Given problem
Sort through the data and copy the lines holding the word "الفتح".
Start of Data for this task
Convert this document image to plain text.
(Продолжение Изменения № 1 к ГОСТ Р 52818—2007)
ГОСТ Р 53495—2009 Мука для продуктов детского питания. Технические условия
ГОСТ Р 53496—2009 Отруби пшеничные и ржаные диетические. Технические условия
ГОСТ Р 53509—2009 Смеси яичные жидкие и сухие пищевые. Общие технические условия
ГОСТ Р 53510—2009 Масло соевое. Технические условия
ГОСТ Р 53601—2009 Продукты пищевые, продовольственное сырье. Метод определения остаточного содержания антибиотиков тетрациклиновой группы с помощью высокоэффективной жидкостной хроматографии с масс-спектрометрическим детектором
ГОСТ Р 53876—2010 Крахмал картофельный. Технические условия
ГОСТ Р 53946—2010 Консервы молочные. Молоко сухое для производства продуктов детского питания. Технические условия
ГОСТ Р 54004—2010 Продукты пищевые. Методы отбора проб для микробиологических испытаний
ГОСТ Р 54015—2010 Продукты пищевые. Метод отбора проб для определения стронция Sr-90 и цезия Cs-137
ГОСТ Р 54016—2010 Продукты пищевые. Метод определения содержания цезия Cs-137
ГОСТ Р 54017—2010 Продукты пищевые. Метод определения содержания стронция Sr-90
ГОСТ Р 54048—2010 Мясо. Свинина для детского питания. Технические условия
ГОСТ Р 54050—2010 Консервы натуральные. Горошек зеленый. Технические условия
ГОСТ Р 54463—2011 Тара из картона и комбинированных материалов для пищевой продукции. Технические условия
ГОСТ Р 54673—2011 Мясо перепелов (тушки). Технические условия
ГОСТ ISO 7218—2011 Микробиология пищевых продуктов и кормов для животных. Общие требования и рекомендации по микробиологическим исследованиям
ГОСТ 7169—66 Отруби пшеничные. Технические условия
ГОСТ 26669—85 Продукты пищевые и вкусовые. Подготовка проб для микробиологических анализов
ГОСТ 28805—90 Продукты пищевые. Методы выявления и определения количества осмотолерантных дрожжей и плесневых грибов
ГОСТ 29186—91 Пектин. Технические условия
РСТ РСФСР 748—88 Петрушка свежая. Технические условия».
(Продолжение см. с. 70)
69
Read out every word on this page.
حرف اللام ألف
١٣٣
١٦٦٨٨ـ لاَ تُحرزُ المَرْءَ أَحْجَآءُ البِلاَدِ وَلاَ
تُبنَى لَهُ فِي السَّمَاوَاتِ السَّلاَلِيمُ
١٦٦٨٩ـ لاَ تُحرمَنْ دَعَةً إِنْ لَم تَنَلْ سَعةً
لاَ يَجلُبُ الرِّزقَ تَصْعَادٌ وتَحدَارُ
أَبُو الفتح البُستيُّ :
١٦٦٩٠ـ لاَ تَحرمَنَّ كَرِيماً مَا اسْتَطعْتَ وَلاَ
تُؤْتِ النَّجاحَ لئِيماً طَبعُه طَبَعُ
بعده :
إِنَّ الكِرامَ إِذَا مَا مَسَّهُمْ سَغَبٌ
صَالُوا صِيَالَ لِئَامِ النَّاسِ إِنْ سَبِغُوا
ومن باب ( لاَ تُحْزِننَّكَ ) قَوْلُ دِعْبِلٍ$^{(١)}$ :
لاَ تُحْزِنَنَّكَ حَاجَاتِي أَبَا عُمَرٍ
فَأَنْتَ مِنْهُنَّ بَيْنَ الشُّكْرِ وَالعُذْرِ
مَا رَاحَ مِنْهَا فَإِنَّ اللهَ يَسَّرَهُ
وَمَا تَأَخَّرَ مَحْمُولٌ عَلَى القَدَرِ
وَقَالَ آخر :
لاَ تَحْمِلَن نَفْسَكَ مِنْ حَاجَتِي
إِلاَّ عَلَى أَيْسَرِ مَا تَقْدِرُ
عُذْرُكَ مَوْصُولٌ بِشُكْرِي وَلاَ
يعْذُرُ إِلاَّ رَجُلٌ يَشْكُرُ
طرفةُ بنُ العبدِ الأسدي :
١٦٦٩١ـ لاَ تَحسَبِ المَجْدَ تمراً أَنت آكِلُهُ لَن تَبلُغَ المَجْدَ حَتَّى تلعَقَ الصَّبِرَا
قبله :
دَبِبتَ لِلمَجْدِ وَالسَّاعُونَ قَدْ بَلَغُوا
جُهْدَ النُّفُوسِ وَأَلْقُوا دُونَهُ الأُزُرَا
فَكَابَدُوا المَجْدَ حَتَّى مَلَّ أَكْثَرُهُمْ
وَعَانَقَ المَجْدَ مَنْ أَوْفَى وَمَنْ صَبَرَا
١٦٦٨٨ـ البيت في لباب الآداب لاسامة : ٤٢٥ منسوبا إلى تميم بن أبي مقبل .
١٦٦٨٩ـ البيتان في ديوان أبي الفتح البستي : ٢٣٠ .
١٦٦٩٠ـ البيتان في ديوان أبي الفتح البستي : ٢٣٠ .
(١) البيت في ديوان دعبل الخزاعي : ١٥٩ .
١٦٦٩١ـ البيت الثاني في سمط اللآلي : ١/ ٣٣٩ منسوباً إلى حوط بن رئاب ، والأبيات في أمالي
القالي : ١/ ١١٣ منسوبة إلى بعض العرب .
End of Data for this task
Result of this exercise
أَبُو الفتح البُستيُّ :
١٦٦٨٩ـ البيتان في ديوان أبي الفتح البستي : ٢٣٠ .
١٦٦٩٠ـ البيتان في ديوان أبي الفتح البستي : ٢٣٠ .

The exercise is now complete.